- **TO DO**
Please pick out every line in the items below that contains the string "label", and copy each one in full.

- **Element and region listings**
________
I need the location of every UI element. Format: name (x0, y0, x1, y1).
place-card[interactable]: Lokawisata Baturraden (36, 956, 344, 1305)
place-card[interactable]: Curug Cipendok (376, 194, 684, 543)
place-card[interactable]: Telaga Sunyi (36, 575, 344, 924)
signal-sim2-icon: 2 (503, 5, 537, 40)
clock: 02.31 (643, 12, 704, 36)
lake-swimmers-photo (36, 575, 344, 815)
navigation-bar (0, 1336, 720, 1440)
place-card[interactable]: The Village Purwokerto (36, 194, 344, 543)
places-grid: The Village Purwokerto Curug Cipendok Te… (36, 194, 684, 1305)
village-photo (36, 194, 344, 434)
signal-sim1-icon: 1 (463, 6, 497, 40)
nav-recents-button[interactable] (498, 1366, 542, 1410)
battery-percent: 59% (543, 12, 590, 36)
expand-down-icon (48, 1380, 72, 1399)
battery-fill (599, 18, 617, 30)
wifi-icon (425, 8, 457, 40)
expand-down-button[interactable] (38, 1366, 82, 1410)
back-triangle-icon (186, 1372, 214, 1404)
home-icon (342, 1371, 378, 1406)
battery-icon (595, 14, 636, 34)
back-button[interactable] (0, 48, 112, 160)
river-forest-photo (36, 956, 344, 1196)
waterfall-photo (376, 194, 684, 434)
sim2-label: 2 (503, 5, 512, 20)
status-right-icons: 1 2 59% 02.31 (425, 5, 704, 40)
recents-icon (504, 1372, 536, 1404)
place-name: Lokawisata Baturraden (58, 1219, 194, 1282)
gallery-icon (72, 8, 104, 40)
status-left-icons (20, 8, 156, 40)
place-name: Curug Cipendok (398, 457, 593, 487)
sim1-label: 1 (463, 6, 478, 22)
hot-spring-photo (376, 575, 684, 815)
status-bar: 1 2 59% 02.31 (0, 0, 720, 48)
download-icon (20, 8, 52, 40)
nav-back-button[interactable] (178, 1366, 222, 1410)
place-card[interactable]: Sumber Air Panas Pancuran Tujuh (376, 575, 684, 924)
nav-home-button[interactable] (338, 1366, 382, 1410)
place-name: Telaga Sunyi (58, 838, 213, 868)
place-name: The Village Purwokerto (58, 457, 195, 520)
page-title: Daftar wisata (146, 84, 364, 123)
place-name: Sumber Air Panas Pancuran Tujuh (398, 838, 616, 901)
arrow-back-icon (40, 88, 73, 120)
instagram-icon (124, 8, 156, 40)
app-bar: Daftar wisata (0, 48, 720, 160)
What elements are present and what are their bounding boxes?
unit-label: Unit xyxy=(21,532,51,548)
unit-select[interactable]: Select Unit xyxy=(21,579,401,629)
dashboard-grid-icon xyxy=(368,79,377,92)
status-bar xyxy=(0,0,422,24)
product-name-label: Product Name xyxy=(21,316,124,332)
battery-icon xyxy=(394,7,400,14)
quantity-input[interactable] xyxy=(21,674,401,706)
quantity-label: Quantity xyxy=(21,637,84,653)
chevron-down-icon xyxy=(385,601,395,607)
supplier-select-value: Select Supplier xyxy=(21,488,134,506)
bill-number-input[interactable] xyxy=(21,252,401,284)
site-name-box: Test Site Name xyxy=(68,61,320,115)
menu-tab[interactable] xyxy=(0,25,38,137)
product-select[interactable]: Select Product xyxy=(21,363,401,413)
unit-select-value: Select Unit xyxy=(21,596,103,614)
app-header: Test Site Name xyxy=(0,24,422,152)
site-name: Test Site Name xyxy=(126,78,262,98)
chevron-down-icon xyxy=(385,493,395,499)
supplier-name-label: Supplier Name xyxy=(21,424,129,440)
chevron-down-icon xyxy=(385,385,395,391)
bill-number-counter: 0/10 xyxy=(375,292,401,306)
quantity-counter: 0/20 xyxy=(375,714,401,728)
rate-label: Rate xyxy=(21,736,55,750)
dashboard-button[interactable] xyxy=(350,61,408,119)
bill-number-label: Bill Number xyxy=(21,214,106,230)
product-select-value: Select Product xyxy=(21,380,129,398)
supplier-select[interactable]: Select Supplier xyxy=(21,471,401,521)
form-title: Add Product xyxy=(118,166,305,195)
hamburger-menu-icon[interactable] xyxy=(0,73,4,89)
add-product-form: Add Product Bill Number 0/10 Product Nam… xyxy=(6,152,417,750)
________
- **SOLUTION TO THIS PROBLEM**
sim2-label: 2 (503, 5, 512, 20)
sim1-label: 1 (463, 6, 478, 22)
unit-label: Unit xyxy=(21,532,51,548)
product-name-label: Product Name xyxy=(21,316,124,332)
quantity-label: Quantity xyxy=(21,637,84,653)
supplier-name-label: Supplier Name xyxy=(21,424,129,440)
rate-label: Rate xyxy=(21,736,55,750)
bill-number-label: Bill Number xyxy=(21,214,106,230)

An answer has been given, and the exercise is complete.